Exercise: Copy every line of the entries that includes the word "grid".

begin

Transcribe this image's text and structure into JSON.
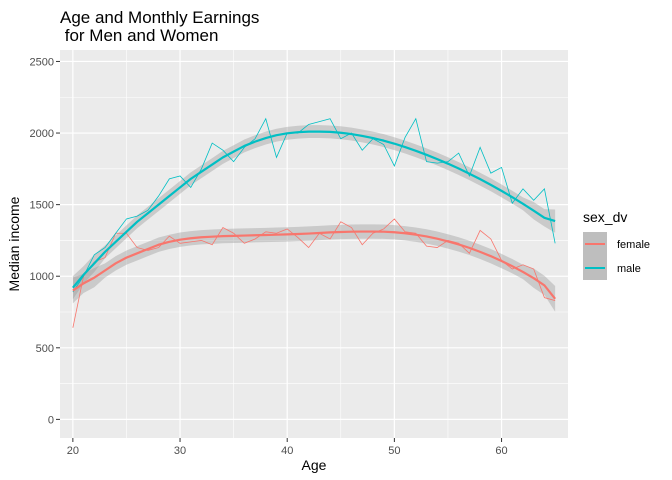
{
  "chart_data": {
    "type": "line",
    "title_line1": "Age and Monthly Earnings",
    "title_line2": " for Men and Women",
    "xlabel": "Age",
    "ylabel": "Median income",
    "xlim": [
      18.8,
      66.2
    ],
    "ylim": [
      -130,
      2580
    ],
    "x_ticks": [
      20,
      30,
      40,
      50,
      60
    ],
    "x_tick_labels": [
      "20",
      "30",
      "40",
      "50",
      "60"
    ],
    "y_ticks": [
      0,
      500,
      1000,
      1500,
      2000,
      2500
    ],
    "y_tick_labels": [
      "0",
      "500",
      "1000",
      "1500",
      "2000",
      "2500"
    ],
    "grid": true,
    "legend": {
      "title": "sex_dv",
      "position": "right",
      "entries": [
        "female",
        "male"
      ]
    },
    "x": [
      20,
      21,
      22,
      23,
      24,
      25,
      26,
      27,
      28,
      29,
      30,
      31,
      32,
      33,
      34,
      35,
      36,
      37,
      38,
      39,
      40,
      41,
      42,
      43,
      44,
      45,
      46,
      47,
      48,
      49,
      50,
      51,
      52,
      53,
      54,
      55,
      56,
      57,
      58,
      59,
      60,
      61,
      62,
      63,
      64,
      65
    ],
    "series": [
      {
        "name": "female",
        "color": "#F8766D",
        "values": [
          640,
          1000,
          1100,
          1130,
          1300,
          1300,
          1200,
          1180,
          1200,
          1280,
          1230,
          1240,
          1250,
          1220,
          1340,
          1300,
          1230,
          1260,
          1310,
          1300,
          1330,
          1270,
          1200,
          1300,
          1260,
          1380,
          1340,
          1220,
          1300,
          1330,
          1400,
          1310,
          1300,
          1210,
          1200,
          1250,
          1230,
          1160,
          1320,
          1260,
          1110,
          1050,
          1080,
          1050,
          850,
          830
        ],
        "smooth": [
          900,
          950,
          990,
          1040,
          1090,
          1130,
          1160,
          1190,
          1220,
          1240,
          1255,
          1265,
          1272,
          1276,
          1280,
          1282,
          1284,
          1286,
          1288,
          1290,
          1292,
          1295,
          1298,
          1302,
          1306,
          1309,
          1311,
          1312,
          1312,
          1311,
          1307,
          1300,
          1290,
          1278,
          1262,
          1243,
          1222,
          1198,
          1170,
          1140,
          1106,
          1070,
          1030,
          986,
          936,
          842
        ]
      },
      {
        "name": "male",
        "color": "#00BFC4",
        "values": [
          890,
          1000,
          1150,
          1200,
          1300,
          1400,
          1420,
          1460,
          1560,
          1680,
          1700,
          1620,
          1750,
          1930,
          1880,
          1800,
          1900,
          1960,
          2100,
          1830,
          2000,
          2000,
          2060,
          2080,
          2100,
          1960,
          2000,
          1880,
          1960,
          1920,
          1770,
          1970,
          2100,
          1800,
          1790,
          1800,
          1860,
          1700,
          1900,
          1720,
          1760,
          1510,
          1610,
          1530,
          1610,
          1230
        ],
        "smooth": [
          920,
          1010,
          1090,
          1170,
          1240,
          1310,
          1380,
          1440,
          1500,
          1560,
          1620,
          1680,
          1730,
          1780,
          1830,
          1870,
          1910,
          1940,
          1965,
          1985,
          1998,
          2006,
          2010,
          2010,
          2008,
          2002,
          1993,
          1980,
          1965,
          1947,
          1926,
          1902,
          1876,
          1848,
          1818,
          1786,
          1752,
          1716,
          1678,
          1638,
          1596,
          1552,
          1506,
          1458,
          1408,
          1385
        ],
        "band_width": 45
      }
    ]
  }
}
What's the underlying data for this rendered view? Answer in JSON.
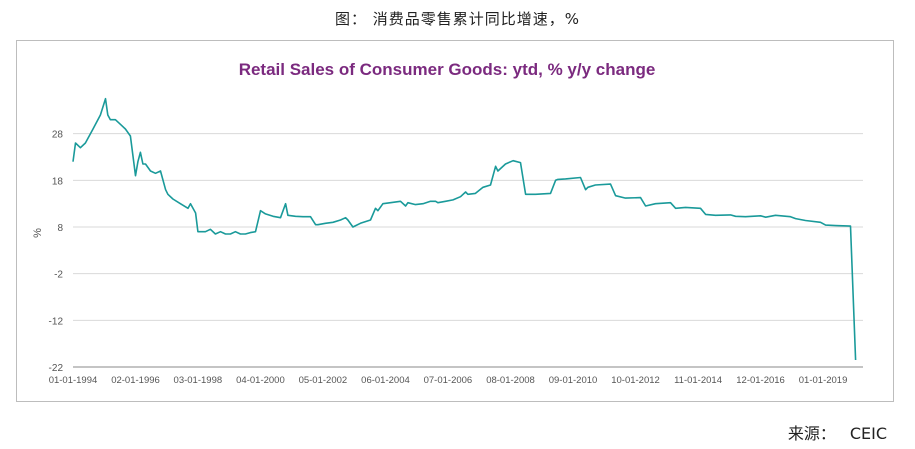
{
  "caption": "图：  消费品零售累计同比增速，%",
  "source": {
    "label": "来源：",
    "value": "CEIC"
  },
  "chart_data": {
    "type": "line",
    "title": "Retail Sales of Consumer Goods: ytd, % y/y change",
    "xlabel": "",
    "ylabel": "%",
    "ylim": [
      -22,
      38
    ],
    "yticks": [
      -22,
      -12,
      -2,
      8,
      18,
      28
    ],
    "xlim": [
      "1994-01-01",
      "2020-05-01"
    ],
    "xticks": [
      "01-01-1994",
      "02-01-1996",
      "03-01-1998",
      "04-01-2000",
      "05-01-2002",
      "06-01-2004",
      "07-01-2006",
      "08-01-2008",
      "09-01-2010",
      "10-01-2012",
      "11-01-2014",
      "12-01-2016",
      "01-01-2019"
    ],
    "grid": "horizontal",
    "colors": {
      "line": "#1a9a9a",
      "title": "#7b2a7f",
      "grid": "#d9d9d9",
      "axis": "#888888"
    },
    "series": [
      {
        "x": [
          "1994-01-01",
          "1994-02-01",
          "1994-04-01",
          "1994-06-01",
          "1994-09-01",
          "1994-12-01",
          "1995-02-01",
          "1995-03-01",
          "1995-04-01",
          "1995-06-01",
          "1995-08-01",
          "1995-10-01",
          "1995-12-01",
          "1996-02-01",
          "1996-03-01",
          "1996-04-01",
          "1996-05-01",
          "1996-06-01",
          "1996-08-01",
          "1996-10-01",
          "1996-12-01",
          "1997-02-01",
          "1997-03-01",
          "1997-05-01",
          "1997-08-01",
          "1997-11-01",
          "1997-12-01",
          "1998-02-01",
          "1998-03-01",
          "1998-04-01",
          "1998-06-01",
          "1998-08-01",
          "1998-10-01",
          "1998-12-01",
          "1999-02-01",
          "1999-04-01",
          "1999-06-01",
          "1999-08-01",
          "1999-10-01",
          "1999-12-01",
          "2000-02-01",
          "2000-04-01",
          "2000-06-01",
          "2000-09-01",
          "2000-12-01",
          "2001-02-01",
          "2001-03-01",
          "2001-06-01",
          "2001-09-01",
          "2001-12-01",
          "2002-02-01",
          "2002-03-01",
          "2002-06-01",
          "2002-09-01",
          "2002-12-01",
          "2003-02-01",
          "2003-03-01",
          "2003-05-01",
          "2003-08-01",
          "2003-12-01",
          "2004-02-01",
          "2004-03-01",
          "2004-05-01",
          "2004-08-01",
          "2004-12-01",
          "2005-02-01",
          "2005-03-01",
          "2005-06-01",
          "2005-09-01",
          "2005-12-01",
          "2006-02-01",
          "2006-03-01",
          "2006-06-01",
          "2006-09-01",
          "2006-12-01",
          "2007-02-01",
          "2007-03-01",
          "2007-06-01",
          "2007-09-01",
          "2007-12-01",
          "2008-02-01",
          "2008-03-01",
          "2008-06-01",
          "2008-09-01",
          "2008-12-01",
          "2009-02-01",
          "2009-06-01",
          "2009-12-01",
          "2010-02-01",
          "2010-03-01",
          "2010-06-01",
          "2010-12-01",
          "2011-02-01",
          "2011-03-01",
          "2011-06-01",
          "2011-12-01",
          "2012-02-01",
          "2012-06-01",
          "2012-12-01",
          "2013-02-01",
          "2013-06-01",
          "2013-12-01",
          "2014-02-01",
          "2014-06-01",
          "2014-12-01",
          "2015-02-01",
          "2015-06-01",
          "2015-12-01",
          "2016-02-01",
          "2016-06-01",
          "2016-12-01",
          "2017-02-01",
          "2017-06-01",
          "2017-12-01",
          "2018-02-01",
          "2018-06-01",
          "2018-12-01",
          "2019-02-01",
          "2019-06-01",
          "2019-12-01",
          "2020-02-01"
        ],
        "values": [
          22,
          26,
          25,
          26,
          29,
          32,
          35.5,
          32,
          31,
          31,
          30,
          29,
          27.5,
          19,
          22,
          24,
          21.5,
          21.5,
          20,
          19.5,
          20,
          16,
          15,
          14,
          13,
          12,
          13,
          11,
          7,
          7,
          7,
          7.5,
          6.5,
          7,
          6.5,
          6.5,
          7,
          6.5,
          6.5,
          6.8,
          7,
          11.5,
          10.8,
          10.3,
          10,
          13,
          10.5,
          10.3,
          10.2,
          10.2,
          8.5,
          8.5,
          8.8,
          9,
          9.5,
          10,
          9.5,
          8,
          8.8,
          9.5,
          12,
          11.5,
          13,
          13.2,
          13.5,
          12.5,
          13.2,
          12.8,
          13,
          13.5,
          13.5,
          13.2,
          13.5,
          13.8,
          14.5,
          15.5,
          15,
          15.2,
          16.5,
          17,
          21,
          20,
          21.5,
          22.2,
          21.8,
          15,
          15,
          15.2,
          18,
          18.2,
          18.3,
          18.6,
          16,
          16.5,
          17,
          17.2,
          14.7,
          14.2,
          14.3,
          12.5,
          13,
          13.2,
          12,
          12.2,
          12,
          10.7,
          10.5,
          10.6,
          10.3,
          10.2,
          10.4,
          10.1,
          10.5,
          10.2,
          9.8,
          9.4,
          9,
          8.4,
          8.3,
          8.2,
          -20.5
        ]
      }
    ]
  }
}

end

Solution to this task:
    "grid": true,
    "grid": "horizontal",
      "grid": "#d9d9d9",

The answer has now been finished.